(Dataset entries)
--- Start ---

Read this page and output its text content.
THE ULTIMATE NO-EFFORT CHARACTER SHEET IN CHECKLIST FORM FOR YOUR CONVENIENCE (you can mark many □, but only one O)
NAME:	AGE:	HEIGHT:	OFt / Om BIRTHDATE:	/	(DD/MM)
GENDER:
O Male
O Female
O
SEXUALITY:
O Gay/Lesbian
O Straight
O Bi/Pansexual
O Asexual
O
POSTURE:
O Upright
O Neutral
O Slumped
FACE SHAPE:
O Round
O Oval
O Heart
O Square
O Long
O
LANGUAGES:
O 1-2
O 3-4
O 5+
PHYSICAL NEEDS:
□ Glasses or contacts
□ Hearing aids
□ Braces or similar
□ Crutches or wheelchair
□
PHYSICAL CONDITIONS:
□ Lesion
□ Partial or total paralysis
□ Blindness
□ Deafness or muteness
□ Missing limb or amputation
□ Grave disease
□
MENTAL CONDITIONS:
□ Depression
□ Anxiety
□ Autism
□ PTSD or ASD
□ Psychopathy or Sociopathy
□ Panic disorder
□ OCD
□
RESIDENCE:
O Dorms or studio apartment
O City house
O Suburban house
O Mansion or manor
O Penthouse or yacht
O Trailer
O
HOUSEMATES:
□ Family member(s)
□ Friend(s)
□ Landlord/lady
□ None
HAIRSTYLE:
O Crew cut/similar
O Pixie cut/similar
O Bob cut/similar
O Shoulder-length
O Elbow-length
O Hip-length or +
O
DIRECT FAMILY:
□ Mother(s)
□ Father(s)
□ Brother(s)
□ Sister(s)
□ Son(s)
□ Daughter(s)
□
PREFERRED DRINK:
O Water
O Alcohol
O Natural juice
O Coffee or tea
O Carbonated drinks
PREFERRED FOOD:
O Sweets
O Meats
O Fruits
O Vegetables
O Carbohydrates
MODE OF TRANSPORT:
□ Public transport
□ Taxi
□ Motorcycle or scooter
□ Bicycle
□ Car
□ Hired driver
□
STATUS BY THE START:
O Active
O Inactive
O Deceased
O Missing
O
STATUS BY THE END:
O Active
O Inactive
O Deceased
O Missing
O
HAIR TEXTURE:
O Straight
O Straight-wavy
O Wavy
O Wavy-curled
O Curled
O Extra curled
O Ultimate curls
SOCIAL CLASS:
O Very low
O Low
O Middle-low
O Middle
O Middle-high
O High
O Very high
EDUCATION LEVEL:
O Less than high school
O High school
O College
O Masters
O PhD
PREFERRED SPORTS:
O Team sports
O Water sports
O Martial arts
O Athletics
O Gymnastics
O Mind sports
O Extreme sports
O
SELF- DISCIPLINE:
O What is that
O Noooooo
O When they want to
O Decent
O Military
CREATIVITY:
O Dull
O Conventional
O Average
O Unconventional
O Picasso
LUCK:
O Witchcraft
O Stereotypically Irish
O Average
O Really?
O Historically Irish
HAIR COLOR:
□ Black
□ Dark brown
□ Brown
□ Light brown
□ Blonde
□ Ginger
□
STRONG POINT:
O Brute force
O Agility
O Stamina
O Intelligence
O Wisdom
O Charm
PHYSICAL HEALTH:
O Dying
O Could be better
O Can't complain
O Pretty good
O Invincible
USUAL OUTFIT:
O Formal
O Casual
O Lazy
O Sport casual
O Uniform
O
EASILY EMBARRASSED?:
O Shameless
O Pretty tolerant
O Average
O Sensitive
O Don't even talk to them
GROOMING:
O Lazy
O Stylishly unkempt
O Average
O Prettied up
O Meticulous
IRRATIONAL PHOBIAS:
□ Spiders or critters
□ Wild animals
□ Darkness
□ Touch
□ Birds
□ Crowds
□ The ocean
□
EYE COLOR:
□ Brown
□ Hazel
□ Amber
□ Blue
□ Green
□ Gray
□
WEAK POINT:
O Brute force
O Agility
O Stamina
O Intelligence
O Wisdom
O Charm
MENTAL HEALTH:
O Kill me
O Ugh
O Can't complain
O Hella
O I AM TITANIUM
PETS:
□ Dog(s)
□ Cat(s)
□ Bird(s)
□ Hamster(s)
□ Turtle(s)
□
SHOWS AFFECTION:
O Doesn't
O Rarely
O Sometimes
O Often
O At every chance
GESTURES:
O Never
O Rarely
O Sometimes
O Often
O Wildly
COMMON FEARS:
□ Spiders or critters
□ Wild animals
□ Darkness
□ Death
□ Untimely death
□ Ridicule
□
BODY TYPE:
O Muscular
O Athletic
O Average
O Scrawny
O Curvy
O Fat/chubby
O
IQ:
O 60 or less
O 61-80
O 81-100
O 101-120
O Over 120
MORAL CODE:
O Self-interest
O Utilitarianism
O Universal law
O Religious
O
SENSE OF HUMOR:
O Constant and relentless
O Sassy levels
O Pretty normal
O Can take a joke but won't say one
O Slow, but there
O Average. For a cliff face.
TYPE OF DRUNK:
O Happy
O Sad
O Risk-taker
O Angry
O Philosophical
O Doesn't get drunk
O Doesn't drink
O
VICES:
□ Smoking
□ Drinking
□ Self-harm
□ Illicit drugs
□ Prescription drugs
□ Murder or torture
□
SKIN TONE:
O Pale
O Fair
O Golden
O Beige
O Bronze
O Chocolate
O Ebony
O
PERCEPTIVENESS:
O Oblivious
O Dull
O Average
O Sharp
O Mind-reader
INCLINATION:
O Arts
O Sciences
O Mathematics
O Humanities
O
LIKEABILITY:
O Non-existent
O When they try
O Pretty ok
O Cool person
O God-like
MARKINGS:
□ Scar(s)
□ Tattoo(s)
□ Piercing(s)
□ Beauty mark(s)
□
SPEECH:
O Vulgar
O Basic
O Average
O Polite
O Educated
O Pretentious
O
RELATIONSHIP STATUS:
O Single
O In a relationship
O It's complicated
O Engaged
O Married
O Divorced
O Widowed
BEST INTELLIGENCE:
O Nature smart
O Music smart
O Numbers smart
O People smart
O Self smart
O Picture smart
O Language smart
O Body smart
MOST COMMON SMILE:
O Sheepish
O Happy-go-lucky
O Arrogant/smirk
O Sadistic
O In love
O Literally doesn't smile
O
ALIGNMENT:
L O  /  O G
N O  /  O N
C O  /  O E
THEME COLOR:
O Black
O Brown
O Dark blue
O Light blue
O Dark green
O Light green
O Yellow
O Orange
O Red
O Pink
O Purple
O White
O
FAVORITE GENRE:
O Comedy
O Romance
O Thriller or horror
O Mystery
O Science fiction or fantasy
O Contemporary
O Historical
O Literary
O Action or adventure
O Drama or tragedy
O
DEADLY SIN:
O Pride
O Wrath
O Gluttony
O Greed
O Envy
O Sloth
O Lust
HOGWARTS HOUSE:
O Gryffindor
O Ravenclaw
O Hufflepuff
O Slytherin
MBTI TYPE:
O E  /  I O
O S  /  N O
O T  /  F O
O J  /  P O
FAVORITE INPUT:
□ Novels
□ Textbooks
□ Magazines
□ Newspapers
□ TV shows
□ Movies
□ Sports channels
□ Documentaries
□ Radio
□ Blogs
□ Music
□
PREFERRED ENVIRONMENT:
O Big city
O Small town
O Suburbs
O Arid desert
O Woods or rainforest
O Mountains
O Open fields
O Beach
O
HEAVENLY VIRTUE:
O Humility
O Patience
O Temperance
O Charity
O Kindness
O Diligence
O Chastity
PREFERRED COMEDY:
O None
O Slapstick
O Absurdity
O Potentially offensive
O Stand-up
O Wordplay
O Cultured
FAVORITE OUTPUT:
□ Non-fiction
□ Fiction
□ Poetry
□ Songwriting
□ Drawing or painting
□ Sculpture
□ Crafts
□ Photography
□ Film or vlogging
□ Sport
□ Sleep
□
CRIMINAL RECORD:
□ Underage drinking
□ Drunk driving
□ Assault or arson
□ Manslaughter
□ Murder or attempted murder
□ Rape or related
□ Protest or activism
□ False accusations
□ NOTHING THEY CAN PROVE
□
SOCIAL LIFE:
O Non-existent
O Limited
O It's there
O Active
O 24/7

--- End ---

Report all lines of the data above that include the string "Irish".

O Stereotypically Irish
O Historically Irish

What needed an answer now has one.